» Goal: Nothing may be dropped or altered: reproduce all the data.

» A block of data:
▼
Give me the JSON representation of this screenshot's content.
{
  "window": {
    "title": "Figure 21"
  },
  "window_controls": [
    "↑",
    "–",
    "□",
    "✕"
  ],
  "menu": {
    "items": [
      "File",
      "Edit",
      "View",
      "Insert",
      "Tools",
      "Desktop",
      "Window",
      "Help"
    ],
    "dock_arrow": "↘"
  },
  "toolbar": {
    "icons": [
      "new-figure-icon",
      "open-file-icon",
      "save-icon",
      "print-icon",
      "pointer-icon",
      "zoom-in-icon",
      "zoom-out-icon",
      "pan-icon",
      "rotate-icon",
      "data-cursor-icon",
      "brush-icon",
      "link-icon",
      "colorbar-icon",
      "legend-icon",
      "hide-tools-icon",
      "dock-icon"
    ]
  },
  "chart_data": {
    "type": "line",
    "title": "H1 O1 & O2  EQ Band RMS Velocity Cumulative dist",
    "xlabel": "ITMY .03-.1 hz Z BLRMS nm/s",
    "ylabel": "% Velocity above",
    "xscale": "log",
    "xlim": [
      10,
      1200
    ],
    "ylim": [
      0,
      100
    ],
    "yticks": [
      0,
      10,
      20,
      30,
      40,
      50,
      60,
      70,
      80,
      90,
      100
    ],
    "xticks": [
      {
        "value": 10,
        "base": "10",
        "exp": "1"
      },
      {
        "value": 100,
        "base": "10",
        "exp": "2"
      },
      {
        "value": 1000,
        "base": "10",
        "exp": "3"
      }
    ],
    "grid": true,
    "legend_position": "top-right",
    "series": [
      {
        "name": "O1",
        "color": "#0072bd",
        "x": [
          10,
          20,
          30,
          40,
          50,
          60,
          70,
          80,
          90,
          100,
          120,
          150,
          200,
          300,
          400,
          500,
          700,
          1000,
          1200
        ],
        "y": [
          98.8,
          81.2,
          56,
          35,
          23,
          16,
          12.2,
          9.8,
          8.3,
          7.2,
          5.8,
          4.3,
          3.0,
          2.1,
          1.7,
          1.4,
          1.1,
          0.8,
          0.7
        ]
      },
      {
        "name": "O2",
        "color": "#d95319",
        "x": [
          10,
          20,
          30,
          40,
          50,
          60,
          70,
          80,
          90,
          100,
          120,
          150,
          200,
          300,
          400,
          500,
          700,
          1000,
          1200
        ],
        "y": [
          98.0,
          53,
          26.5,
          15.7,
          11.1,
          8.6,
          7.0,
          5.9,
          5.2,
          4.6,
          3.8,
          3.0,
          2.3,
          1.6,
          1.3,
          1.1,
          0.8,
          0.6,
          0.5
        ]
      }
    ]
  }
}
▲
» Task solution:
Give me the JSON representation of this screenshot's content.
{
  "window": {
    "title": "Figure 21"
  },
  "window_controls": [
    "↑",
    "–",
    "□",
    "✕"
  ],
  "menu": {
    "items": [
      "File",
      "Edit",
      "View",
      "Insert",
      "Tools",
      "Desktop",
      "Window",
      "Help"
    ],
    "dock_arrow": "↘"
  },
  "toolbar": {
    "icons": [
      "new-figure-icon",
      "open-file-icon",
      "save-icon",
      "print-icon",
      "pointer-icon",
      "zoom-in-icon",
      "zoom-out-icon",
      "pan-icon",
      "rotate-icon",
      "data-cursor-icon",
      "brush-icon",
      "link-icon",
      "colorbar-icon",
      "legend-icon",
      "hide-tools-icon",
      "dock-icon"
    ]
  },
  "chart_data": {
    "type": "line",
    "title": "H1 O1 & O2  EQ Band RMS Velocity Cumulative dist",
    "xlabel": "ITMY .03-.1 hz Z BLRMS nm/s",
    "ylabel": "% Velocity above",
    "xscale": "log",
    "xlim": [
      10,
      1200
    ],
    "ylim": [
      0,
      100
    ],
    "yticks": [
      0,
      10,
      20,
      30,
      40,
      50,
      60,
      70,
      80,
      90,
      100
    ],
    "xticks": [
      {
        "value": 10,
        "base": "10",
        "exp": "1"
      },
      {
        "value": 100,
        "base": "10",
        "exp": "2"
      },
      {
        "value": 1000,
        "base": "10",
        "exp": "3"
      }
    ],
    "grid": true,
    "legend_position": "top-right",
    "series": [
      {
        "name": "O1",
        "color": "#0072bd",
        "x": [
          10,
          20,
          30,
          40,
          50,
          60,
          70,
          80,
          90,
          100,
          120,
          150,
          200,
          300,
          400,
          500,
          700,
          1000,
          1200
        ],
        "y": [
          98.8,
          81.2,
          56,
          35,
          23,
          16,
          12.2,
          9.8,
          8.3,
          7.2,
          5.8,
          4.3,
          3.0,
          2.1,
          1.7,
          1.4,
          1.1,
          0.8,
          0.7
        ]
      },
      {
        "name": "O2",
        "color": "#d95319",
        "x": [
          10,
          20,
          30,
          40,
          50,
          60,
          70,
          80,
          90,
          100,
          120,
          150,
          200,
          300,
          400,
          500,
          700,
          1000,
          1200
        ],
        "y": [
          98.0,
          53,
          26.5,
          15.7,
          11.1,
          8.6,
          7.0,
          5.9,
          5.2,
          4.6,
          3.8,
          3.0,
          2.3,
          1.6,
          1.3,
          1.1,
          0.8,
          0.6,
          0.5
        ]
      }
    ]
  }
}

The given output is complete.